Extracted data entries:
━━━━━━━━━━

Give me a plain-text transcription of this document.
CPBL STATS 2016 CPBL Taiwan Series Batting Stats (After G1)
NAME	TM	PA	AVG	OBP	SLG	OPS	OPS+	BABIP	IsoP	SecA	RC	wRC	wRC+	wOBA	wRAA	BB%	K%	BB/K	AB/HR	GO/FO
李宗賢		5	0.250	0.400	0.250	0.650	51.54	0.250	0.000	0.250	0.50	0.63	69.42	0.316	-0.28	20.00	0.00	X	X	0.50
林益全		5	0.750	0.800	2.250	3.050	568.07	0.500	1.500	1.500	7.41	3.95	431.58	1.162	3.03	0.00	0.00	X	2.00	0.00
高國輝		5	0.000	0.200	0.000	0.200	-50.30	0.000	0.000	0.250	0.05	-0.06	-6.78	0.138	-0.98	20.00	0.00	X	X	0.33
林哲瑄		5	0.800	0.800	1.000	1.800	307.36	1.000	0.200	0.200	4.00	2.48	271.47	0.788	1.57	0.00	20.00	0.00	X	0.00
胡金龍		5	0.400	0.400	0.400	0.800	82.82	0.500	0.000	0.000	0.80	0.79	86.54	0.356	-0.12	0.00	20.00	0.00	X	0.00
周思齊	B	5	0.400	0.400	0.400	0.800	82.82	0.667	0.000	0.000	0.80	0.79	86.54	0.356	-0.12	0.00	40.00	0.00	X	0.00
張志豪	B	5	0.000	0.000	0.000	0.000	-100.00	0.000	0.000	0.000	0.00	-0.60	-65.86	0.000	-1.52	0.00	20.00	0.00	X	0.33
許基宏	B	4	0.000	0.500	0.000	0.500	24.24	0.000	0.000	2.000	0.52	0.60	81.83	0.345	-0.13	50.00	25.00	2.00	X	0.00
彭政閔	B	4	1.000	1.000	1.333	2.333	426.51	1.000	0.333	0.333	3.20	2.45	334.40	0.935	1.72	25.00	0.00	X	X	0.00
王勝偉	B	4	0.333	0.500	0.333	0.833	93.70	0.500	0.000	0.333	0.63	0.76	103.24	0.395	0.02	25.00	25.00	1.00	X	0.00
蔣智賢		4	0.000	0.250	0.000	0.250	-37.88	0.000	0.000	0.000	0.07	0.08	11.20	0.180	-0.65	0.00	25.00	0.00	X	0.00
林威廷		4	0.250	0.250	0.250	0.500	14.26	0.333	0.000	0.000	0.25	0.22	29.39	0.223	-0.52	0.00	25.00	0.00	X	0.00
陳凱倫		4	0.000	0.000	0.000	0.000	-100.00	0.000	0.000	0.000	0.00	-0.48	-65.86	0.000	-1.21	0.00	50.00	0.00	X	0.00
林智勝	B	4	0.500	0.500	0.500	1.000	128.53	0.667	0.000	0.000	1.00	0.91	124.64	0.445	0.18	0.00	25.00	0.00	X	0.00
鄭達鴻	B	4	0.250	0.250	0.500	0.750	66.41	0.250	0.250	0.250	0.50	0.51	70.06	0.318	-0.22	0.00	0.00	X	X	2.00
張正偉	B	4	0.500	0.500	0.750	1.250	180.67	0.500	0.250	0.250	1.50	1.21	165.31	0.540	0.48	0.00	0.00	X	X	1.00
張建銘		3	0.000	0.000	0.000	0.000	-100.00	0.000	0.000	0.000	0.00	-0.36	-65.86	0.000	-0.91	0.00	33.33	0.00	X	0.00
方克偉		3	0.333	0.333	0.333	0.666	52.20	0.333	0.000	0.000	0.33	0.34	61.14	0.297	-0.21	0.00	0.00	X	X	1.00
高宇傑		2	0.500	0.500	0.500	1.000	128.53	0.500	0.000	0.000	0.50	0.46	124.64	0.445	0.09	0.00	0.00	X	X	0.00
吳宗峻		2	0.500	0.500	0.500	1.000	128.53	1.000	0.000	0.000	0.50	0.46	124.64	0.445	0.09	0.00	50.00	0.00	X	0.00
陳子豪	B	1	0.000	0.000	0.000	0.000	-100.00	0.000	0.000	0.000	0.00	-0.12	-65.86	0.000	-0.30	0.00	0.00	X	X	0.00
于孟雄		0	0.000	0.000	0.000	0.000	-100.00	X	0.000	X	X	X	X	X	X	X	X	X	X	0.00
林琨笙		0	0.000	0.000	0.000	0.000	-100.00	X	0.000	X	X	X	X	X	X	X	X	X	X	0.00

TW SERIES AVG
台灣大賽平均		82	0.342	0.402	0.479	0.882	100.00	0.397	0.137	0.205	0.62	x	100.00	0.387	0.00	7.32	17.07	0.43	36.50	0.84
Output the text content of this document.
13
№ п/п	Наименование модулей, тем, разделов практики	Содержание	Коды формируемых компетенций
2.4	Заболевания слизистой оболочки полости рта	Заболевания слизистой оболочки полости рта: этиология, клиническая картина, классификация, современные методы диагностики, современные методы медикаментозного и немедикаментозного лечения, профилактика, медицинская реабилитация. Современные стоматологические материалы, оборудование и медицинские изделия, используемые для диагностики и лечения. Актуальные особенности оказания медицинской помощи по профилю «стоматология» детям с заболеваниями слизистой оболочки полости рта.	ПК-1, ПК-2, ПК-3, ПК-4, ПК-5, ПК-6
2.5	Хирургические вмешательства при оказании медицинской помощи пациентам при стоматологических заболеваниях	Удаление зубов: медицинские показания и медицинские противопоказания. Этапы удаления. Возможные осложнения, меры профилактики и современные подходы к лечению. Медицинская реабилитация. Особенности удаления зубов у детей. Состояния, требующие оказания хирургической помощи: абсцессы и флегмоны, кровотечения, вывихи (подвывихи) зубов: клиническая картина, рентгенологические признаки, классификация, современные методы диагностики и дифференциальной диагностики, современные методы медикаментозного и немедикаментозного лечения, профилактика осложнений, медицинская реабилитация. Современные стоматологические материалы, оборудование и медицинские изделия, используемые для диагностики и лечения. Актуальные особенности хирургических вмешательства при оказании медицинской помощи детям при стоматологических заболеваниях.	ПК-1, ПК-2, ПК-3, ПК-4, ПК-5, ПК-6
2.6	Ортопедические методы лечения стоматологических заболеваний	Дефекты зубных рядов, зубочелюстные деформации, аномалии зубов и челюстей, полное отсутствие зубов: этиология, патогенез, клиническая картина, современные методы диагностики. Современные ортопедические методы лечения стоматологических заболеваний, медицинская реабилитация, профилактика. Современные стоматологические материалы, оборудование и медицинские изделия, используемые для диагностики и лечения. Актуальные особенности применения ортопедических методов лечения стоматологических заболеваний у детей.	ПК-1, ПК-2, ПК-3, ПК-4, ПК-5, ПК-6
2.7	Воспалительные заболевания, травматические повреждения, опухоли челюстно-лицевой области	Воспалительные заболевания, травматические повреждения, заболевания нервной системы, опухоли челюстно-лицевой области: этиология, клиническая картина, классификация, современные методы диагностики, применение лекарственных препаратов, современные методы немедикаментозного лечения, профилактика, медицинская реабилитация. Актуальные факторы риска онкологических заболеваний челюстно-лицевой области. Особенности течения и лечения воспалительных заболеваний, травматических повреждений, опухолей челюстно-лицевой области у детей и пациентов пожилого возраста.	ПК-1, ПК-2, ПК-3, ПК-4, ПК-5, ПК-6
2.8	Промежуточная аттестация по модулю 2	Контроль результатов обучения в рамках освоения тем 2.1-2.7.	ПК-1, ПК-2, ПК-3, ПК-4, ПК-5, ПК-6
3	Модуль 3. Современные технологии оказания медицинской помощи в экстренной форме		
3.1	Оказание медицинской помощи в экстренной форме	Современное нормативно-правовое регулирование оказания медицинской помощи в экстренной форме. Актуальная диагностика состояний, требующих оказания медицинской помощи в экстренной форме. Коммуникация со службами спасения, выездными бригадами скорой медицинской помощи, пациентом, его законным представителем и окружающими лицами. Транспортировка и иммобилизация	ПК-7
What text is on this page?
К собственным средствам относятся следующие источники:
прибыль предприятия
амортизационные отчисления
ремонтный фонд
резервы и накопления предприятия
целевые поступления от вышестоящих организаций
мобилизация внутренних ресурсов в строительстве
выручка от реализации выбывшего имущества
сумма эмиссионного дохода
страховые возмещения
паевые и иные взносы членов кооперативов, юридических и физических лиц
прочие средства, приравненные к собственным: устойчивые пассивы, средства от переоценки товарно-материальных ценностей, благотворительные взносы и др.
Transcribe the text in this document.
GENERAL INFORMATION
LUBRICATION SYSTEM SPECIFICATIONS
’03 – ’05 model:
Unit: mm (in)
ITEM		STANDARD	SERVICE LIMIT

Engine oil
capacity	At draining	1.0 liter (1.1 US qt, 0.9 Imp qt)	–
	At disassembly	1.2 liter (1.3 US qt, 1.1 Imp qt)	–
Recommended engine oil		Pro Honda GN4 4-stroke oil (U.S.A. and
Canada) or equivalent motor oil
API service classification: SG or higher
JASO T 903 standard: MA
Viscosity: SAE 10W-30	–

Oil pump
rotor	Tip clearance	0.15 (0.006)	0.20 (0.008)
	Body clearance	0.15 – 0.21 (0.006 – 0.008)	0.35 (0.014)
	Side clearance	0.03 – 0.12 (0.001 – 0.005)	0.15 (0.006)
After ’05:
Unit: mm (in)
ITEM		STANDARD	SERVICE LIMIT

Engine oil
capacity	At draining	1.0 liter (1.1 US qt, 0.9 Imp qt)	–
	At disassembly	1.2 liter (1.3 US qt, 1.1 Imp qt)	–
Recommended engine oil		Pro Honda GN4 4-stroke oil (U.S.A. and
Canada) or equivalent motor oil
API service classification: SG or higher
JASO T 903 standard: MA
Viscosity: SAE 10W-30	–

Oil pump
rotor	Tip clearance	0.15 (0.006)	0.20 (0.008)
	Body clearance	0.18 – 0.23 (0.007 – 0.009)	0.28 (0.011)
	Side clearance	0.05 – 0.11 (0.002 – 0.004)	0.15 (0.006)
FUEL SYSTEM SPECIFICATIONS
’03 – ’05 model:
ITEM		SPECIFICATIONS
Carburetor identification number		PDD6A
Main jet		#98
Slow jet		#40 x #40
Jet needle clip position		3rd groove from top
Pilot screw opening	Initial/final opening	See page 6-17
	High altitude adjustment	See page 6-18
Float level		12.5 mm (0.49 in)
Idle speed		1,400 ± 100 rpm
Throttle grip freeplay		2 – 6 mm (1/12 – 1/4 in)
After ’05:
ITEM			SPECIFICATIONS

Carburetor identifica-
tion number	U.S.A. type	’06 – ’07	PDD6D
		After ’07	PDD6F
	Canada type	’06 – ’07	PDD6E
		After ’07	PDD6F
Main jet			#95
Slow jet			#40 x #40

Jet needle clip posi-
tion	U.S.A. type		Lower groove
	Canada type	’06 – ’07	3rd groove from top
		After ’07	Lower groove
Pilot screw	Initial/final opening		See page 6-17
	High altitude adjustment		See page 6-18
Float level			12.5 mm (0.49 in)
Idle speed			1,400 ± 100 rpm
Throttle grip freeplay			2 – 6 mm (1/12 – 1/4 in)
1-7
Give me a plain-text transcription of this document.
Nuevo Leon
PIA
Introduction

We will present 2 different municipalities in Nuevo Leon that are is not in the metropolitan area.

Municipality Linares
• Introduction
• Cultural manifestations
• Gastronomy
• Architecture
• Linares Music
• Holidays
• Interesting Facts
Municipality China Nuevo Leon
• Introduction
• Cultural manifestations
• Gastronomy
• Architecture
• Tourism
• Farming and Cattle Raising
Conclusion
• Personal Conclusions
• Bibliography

━━━━━━━━━━

● **Your instructions**
Go over the records above and tally each line that includes "this". Give the total by itself.

● **Reply to the exercise**
5